___ TASK INPUT

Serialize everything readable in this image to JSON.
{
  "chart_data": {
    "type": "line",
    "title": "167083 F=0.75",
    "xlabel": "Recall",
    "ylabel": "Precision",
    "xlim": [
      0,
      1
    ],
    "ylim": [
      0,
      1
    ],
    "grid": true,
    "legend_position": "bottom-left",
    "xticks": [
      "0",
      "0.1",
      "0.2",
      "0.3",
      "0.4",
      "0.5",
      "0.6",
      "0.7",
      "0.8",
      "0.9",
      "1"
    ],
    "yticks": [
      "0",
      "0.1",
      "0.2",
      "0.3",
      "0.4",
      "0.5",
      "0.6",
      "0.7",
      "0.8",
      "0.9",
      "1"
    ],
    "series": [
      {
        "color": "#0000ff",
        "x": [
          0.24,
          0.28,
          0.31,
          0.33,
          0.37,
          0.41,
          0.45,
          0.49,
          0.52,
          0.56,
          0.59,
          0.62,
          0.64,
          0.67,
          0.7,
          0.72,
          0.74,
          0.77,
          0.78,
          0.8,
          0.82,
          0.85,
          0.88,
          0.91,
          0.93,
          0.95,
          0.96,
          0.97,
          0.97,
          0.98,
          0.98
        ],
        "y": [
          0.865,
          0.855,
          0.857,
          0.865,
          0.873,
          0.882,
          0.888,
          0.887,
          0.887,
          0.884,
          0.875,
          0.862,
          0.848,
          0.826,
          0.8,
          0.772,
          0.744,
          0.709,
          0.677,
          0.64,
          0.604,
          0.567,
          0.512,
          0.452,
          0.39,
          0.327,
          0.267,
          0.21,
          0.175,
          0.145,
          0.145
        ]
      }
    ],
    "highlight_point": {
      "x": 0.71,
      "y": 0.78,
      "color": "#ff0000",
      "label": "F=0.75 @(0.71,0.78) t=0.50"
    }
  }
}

______

> **STATED TASK**:
Write out the data exactly as it stands.

> **IN RESPONSE**:
Serialize everything readable in this image to JSON.
{
  "chart_data": {
    "type": "line",
    "title": "167083 F=0.75",
    "xlabel": "Recall",
    "ylabel": "Precision",
    "xlim": [
      0,
      1
    ],
    "ylim": [
      0,
      1
    ],
    "grid": true,
    "legend_position": "bottom-left",
    "xticks": [
      "0",
      "0.1",
      "0.2",
      "0.3",
      "0.4",
      "0.5",
      "0.6",
      "0.7",
      "0.8",
      "0.9",
      "1"
    ],
    "yticks": [
      "0",
      "0.1",
      "0.2",
      "0.3",
      "0.4",
      "0.5",
      "0.6",
      "0.7",
      "0.8",
      "0.9",
      "1"
    ],
    "series": [
      {
        "color": "#0000ff",
        "x": [
          0.24,
          0.28,
          0.31,
          0.33,
          0.37,
          0.41,
          0.45,
          0.49,
          0.52,
          0.56,
          0.59,
          0.62,
          0.64,
          0.67,
          0.7,
          0.72,
          0.74,
          0.77,
          0.78,
          0.8,
          0.82,
          0.85,
          0.88,
          0.91,
          0.93,
          0.95,
          0.96,
          0.97,
          0.97,
          0.98,
          0.98
        ],
        "y": [
          0.865,
          0.855,
          0.857,
          0.865,
          0.873,
          0.882,
          0.888,
          0.887,
          0.887,
          0.884,
          0.875,
          0.862,
          0.848,
          0.826,
          0.8,
          0.772,
          0.744,
          0.709,
          0.677,
          0.64,
          0.604,
          0.567,
          0.512,
          0.452,
          0.39,
          0.327,
          0.267,
          0.21,
          0.175,
          0.145,
          0.145
        ]
      }
    ],
    "highlight_point": {
      "x": 0.71,
      "y": 0.78,
      "color": "#ff0000",
      "label": "F=0.75 @(0.71,0.78) t=0.50"
    }
  }
}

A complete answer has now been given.